--- start of Page text ---

When I was little, I remember sitting at the dinner table with my Granddad on multiple occasions at the time when most children challenge eating vegetables. Sitting there staring down at a plate of his broccoli. “If you eat your broccoli, you’ll grow up to be a supermodel.” I never questioned the truthfulness of this statement or anything he told me. I knew early on that what he said was gold and so I always ate my broccoli. I grew up to love his broccoli like it was chocolate cake.
My mom called me Wednesday, to tell me the doctor had given him less than a week. He had just celebrated his 93rd birthday the day before. I had seen him a couple of weeks before and couldn’t quite wrap my brain around the call. I told her I’d be home as soon as I could. After nearly losing my job to fly home yet again, I was headed back to California. My mom prepared me for the worst.

--- end of Page text ---
--- start of Listed records ---

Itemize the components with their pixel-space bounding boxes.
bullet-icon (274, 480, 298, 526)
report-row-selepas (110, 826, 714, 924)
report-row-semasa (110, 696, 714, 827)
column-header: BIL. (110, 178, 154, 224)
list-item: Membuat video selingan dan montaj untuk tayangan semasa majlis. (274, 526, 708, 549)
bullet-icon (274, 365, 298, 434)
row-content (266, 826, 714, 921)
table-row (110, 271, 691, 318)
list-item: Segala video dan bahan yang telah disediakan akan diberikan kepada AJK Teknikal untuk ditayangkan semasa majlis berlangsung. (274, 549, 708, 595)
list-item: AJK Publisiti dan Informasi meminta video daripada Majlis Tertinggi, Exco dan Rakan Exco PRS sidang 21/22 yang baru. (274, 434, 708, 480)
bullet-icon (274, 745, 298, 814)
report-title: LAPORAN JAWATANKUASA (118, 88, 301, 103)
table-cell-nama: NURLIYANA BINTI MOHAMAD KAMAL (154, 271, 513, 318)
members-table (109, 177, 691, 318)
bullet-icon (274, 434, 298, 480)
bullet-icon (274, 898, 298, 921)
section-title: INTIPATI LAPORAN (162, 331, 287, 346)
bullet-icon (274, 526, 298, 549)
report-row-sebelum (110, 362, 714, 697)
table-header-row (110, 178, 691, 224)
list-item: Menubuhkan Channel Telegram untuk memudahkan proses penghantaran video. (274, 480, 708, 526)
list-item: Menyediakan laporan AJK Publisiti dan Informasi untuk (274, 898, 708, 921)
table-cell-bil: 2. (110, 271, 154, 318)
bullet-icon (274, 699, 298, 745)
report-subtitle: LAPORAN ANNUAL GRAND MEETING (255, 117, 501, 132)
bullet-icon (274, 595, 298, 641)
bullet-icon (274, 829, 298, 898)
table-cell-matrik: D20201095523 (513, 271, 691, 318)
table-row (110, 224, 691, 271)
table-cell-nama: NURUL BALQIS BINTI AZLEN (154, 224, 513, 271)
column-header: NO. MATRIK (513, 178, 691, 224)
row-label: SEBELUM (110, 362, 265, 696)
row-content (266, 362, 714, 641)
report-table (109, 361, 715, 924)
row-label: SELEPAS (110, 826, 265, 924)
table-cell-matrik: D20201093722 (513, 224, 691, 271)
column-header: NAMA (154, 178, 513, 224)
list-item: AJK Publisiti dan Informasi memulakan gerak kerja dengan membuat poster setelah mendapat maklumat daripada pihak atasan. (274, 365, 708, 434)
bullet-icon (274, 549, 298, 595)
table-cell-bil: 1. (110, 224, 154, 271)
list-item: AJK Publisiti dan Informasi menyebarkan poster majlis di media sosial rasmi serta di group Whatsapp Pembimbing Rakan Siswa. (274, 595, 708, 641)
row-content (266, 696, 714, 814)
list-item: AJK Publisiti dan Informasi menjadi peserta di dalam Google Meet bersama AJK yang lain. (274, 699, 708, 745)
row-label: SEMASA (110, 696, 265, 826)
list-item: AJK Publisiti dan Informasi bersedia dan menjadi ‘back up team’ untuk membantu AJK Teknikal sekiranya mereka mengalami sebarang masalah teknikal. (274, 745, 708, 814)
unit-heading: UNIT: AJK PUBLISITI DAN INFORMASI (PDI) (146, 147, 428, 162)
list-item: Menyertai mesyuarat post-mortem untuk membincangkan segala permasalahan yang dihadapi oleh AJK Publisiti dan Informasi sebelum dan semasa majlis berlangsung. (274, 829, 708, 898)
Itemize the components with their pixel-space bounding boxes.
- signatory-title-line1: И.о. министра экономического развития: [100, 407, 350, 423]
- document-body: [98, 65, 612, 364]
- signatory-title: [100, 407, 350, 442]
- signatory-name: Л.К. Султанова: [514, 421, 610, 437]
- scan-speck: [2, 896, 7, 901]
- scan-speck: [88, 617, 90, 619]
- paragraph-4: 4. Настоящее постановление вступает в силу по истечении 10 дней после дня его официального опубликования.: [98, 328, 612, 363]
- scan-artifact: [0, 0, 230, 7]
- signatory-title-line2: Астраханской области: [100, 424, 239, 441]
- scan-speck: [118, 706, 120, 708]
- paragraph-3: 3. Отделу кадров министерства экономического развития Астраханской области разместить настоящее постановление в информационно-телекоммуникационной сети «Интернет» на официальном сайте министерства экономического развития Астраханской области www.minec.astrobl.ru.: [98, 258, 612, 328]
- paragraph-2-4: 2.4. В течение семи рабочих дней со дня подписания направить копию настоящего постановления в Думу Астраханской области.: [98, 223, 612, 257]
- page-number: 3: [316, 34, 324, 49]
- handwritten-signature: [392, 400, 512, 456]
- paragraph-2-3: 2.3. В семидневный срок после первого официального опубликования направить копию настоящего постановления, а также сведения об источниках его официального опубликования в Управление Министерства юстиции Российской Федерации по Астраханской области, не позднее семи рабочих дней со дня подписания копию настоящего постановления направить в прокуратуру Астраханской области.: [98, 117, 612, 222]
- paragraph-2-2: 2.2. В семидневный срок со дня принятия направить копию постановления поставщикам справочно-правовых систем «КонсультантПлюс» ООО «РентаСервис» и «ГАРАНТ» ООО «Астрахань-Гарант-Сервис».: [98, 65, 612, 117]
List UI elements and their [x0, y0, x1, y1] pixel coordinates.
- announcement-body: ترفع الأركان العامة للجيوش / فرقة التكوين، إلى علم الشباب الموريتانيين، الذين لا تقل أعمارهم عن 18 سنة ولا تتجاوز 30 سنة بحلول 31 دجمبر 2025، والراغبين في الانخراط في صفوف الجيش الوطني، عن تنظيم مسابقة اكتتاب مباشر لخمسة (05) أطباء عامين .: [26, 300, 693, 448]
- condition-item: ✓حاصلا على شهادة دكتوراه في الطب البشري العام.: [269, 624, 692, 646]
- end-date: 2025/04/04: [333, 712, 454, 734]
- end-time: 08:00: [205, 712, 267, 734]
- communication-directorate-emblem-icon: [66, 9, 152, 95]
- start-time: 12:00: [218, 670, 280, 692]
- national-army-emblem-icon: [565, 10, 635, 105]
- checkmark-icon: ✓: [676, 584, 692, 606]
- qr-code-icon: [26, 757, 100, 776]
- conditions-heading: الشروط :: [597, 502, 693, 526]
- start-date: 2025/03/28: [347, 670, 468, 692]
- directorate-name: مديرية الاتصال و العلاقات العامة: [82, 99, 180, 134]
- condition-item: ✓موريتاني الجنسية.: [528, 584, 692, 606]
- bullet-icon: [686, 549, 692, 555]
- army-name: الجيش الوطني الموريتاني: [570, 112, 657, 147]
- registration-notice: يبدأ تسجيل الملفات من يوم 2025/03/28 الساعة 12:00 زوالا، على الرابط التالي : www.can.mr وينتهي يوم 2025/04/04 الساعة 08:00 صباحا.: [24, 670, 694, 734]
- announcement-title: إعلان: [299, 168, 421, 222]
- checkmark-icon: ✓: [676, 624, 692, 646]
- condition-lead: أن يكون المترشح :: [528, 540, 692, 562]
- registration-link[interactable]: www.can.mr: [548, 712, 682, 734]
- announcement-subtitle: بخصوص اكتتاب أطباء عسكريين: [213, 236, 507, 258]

--- end of Listed records ---

Task description: Rewrite the page text between "When I was little, I" and "for the worst.", inclusive, replacing "broccoli" with "spinach" wherever it occurs.

Complete answer:
When I was little, I remember sitting at the dinner table with my Granddad on multiple occasions at the time when most children challenge eating vegetables. Sitting there staring down at a plate of his spinach. “If you eat your spinach, you’ll grow up to be a supermodel.” I never questioned the truthfulness of this statement or anything he told me. I knew early on that what he said was gold and so I always ate my spinach. I grew up to love his spinach like it was chocolate cake.
My mom called me Wednesday, to tell me the doctor had given him less than a week. He had just celebrated his 93rd birthday the day before. I had seen him a couple of weeks before and couldn’t quite wrap my brain around the call. I told her I’d be home as soon as I could. After nearly losing my job to fly home yet again, I was headed back to California. My mom prepared me for the worst.